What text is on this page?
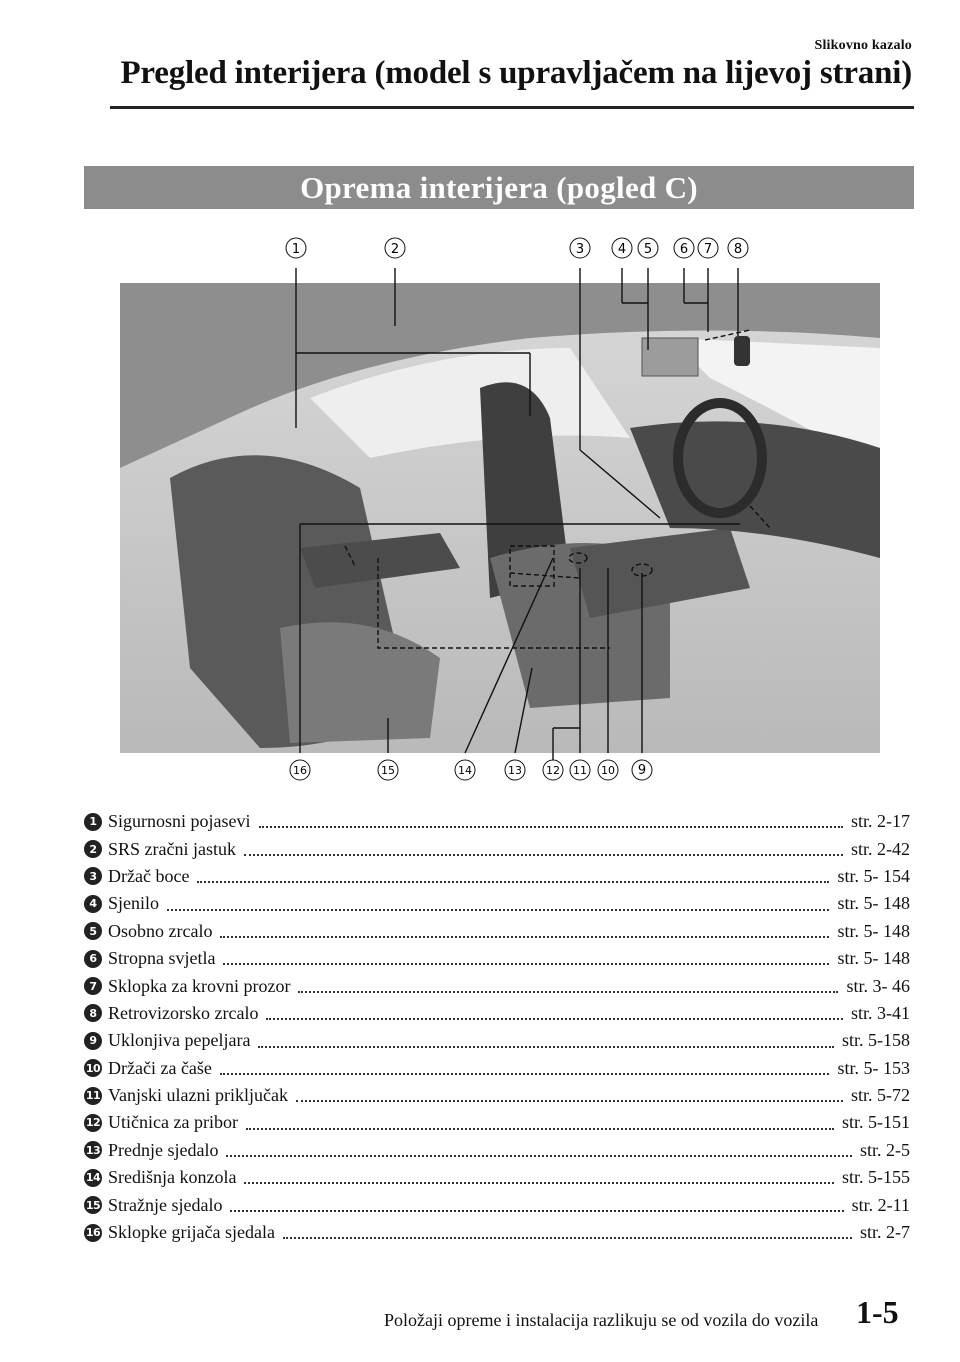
Slikovno kazalo
Pregled interijera (model s upravljačem na lijevoj strani)
Oprema interijera (pogled C)
1	2	3	4 5 6 7 8
16	15	14	13 12 11 10 9
1 Sigurnosni pojasevi	str. 2-17
2 SRS zračni jastuk	str. 2-42
3 Držač boce	str. 5- 154
4 Sjenilo	str. 5- 148
5 Osobno zrcalo	str. 5- 148
6 Stropna svjetla	str. 5- 148
7 Sklopka za krovni prozor	str. 3- 46
8 Retrovizorsko zrcalo	str. 3-41
9 Uklonjiva pepeljara	str. 5-158
10 Držači za čaše	str. 5- 153
11 Vanjski ulazni priključak	str. 5-72
12 Utičnica za pribor	str. 5-151
13 Prednje sjedalo	str. 2-5
14 Središnja konzola	str. 5-155
15 Stražnje sjedalo	str. 2-11
16 Sklopke grijača sjedala	str. 2-7
Položaji opreme i instalacija razlikuju se od vozila do vozila 1-5
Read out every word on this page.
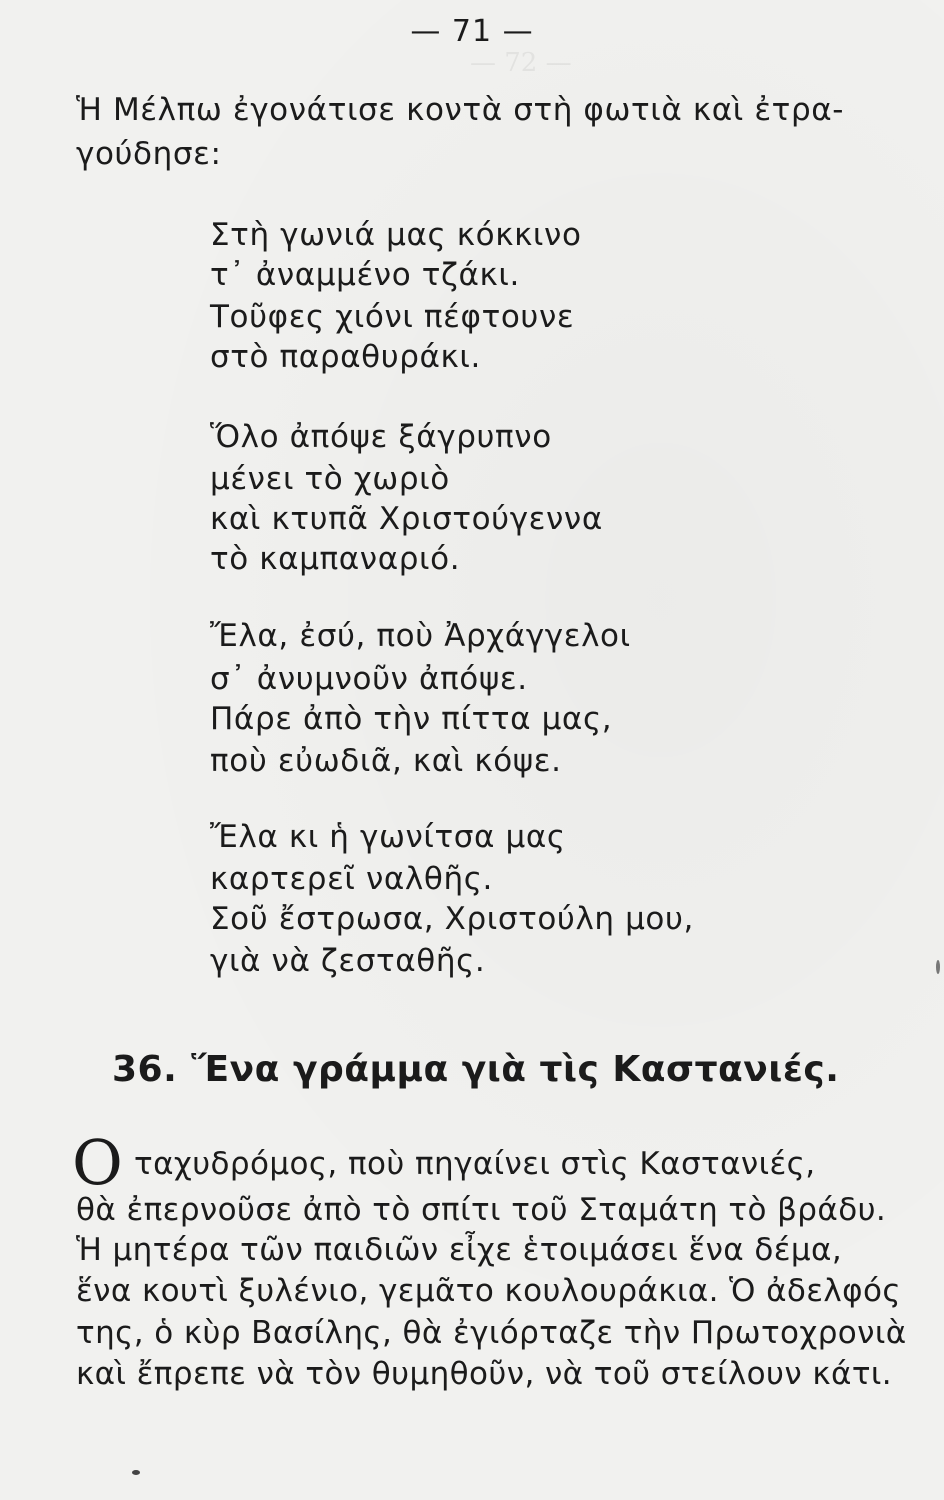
— 72 —
— 71 —
Ἡ Μέλπω ἐγονάτισε κοντὰ στὴ φωτιὰ καὶ ἐτρα-
γούδησε:
Στὴ γωνιά μας κόκκινο
τ᾽ ἀναμμένο τζάκι.
Τοῦφες χιόνι πέφτουνε
στὸ παραθυράκι.
Ὅλο ἀπόψε ξάγρυπνο
μένει τὸ χωριὸ
καὶ κτυπᾶ Χριστούγεννα
τὸ καμπαναριό.
Ἔλα, ἐσύ, ποὺ Ἀρχάγγελοι
σ᾽ ἀνυμνοῦν ἀπόψε.
Πάρε ἀπὸ τὴν πίττα μας,
ποὺ εὐωδιᾶ, καὶ κόψε.
Ἔλα κι ἡ γωνίτσα μας
καρτερεῖ ναλθῆς.
Σοῦ ἔστρωσα, Χριστούλη μου,
γιὰ νὰ ζεσταθῆς.
36. Ἕνα γράμμα γιὰ τὶς Καστανιές.
Ο ταχυδρόμος, ποὺ πηγαίνει στὶς Καστανιές,
θὰ ἐπερνοῦσε ἀπὸ τὸ σπίτι τοῦ Σταμάτη τὸ βράδυ.
Ἡ μητέρα τῶν παιδιῶν εἶχε ἑτοιμάσει ἕνα δέμα,
ἕνα κουτὶ ξυλένιο, γεμᾶτο κουλουράκια. Ὁ ἀδελφός
της, ὁ κὺρ Βασίλης, θὰ ἐγιόρταζε τὴν Πρωτοχρονιὰ
καὶ ἔπρεπε νὰ τὸν θυμηθοῦν, νὰ τοῦ στείλουν κάτι.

*WHAT IS ASKED:* Pick out every line with the string "this" and copy it.

*THE RESULT:*
What text is on this page?
Read out every word on this page.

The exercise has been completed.